• AVAILABLE RECORDS:
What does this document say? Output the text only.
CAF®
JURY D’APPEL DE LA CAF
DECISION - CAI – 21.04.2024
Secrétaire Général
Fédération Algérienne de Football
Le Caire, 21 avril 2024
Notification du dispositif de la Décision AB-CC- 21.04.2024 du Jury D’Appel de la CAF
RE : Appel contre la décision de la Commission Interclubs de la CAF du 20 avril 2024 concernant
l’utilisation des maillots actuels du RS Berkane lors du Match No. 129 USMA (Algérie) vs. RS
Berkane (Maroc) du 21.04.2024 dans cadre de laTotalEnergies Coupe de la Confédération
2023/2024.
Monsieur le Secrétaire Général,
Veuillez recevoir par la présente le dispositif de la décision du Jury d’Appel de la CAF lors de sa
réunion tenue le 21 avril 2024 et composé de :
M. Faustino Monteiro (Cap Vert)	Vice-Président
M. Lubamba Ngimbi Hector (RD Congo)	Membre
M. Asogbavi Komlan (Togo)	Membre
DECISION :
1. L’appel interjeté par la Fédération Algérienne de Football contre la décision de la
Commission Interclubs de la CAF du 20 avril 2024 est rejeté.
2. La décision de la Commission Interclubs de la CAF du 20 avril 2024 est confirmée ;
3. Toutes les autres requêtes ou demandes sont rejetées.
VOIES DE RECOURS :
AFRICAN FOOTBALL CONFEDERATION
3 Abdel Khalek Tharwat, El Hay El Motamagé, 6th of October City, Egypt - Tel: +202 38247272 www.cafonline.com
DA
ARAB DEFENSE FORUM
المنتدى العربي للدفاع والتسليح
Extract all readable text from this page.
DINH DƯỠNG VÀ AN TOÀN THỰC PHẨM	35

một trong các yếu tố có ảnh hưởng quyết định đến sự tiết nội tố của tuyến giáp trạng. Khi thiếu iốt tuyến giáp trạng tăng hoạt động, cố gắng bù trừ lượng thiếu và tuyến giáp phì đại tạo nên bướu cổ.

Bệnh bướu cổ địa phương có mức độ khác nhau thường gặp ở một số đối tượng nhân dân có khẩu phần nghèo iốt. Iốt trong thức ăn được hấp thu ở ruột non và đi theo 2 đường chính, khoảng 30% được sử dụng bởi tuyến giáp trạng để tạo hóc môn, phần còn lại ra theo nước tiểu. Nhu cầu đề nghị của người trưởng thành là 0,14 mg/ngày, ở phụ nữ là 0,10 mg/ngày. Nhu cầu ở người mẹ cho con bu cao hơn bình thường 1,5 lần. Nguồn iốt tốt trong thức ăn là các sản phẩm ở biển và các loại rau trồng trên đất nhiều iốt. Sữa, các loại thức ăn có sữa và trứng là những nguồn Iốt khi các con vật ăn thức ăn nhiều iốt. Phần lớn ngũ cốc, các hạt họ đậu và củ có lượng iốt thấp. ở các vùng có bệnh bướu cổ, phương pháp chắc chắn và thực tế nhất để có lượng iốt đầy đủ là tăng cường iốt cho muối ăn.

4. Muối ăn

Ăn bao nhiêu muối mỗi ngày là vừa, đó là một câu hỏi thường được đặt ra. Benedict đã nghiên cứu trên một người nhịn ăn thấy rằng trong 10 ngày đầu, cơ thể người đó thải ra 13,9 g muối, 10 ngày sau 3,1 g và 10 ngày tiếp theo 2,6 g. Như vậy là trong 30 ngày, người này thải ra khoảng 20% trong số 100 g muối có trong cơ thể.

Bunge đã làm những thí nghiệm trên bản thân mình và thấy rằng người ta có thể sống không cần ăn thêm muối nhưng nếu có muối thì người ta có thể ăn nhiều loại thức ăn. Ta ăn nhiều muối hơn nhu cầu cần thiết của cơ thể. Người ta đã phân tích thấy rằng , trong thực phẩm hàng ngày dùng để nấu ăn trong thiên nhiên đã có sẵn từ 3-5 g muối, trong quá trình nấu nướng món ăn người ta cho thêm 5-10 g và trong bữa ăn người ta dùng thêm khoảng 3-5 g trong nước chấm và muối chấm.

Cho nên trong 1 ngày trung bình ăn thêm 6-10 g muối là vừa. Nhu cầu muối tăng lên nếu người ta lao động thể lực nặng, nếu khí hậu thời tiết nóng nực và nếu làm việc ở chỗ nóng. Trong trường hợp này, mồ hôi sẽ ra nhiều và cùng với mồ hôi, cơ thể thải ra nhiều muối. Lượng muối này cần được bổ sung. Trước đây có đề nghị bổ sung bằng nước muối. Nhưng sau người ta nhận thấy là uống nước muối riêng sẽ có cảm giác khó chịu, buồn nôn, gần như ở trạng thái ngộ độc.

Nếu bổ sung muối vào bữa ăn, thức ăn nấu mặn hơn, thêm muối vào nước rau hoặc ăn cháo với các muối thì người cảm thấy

• PROBLEM STATEMENT: Wherever the word "loại" occurs in a line of the listing, copy that line.

• EXERCISE ANSWER:
Bệnh bướu cổ địa phương có mức độ khác nhau thường gặp ở một số đối tượng nhân dân có khẩu phần nghèo iốt. Iốt trong thức ăn được hấp thu ở ruột non và đi theo 2 đường chính, khoảng 30% được sử dụng bởi tuyến giáp trạng để tạo hóc môn, phần còn lại ra theo nước tiểu. Nhu cầu đề nghị của người trưởng thành là 0,14 mg/ngày, ở phụ nữ là 0,10 mg/ngày. Nhu cầu ở người mẹ cho con bu cao hơn bình thường 1,5 lần. Nguồn iốt tốt trong thức ăn là các sản phẩm ở biển và các loại rau trồng trên đất nhiều iốt. Sữa, các loại thức ăn có sữa và trứng là những nguồn Iốt khi các con vật ăn thức ăn nhiều iốt. Phần lớn ngũ cốc, các hạt họ đậu và củ có lượng iốt thấp. ở các vùng có bệnh bướu cổ, phương pháp chắc chắn và thực tế nhất để có lượng iốt đầy đủ là tăng cường iốt cho muối ăn.
Bunge đã làm những thí nghiệm trên bản thân mình và thấy rằng người ta có thể sống không cần ăn thêm muối nhưng nếu có muối thì người ta có thể ăn nhiều loại thức ăn. Ta ăn nhiều muối hơn nhu cầu cần thiết của cơ thể. Người ta đã phân tích thấy rằng , trong thực phẩm hàng ngày dùng để nấu ăn trong thiên nhiên đã có sẵn từ 3-5 g muối, trong quá trình nấu nướng món ăn người ta cho thêm 5-10 g và trong bữa ăn người ta dùng thêm khoảng 3-5 g trong nước chấm và muối chấm.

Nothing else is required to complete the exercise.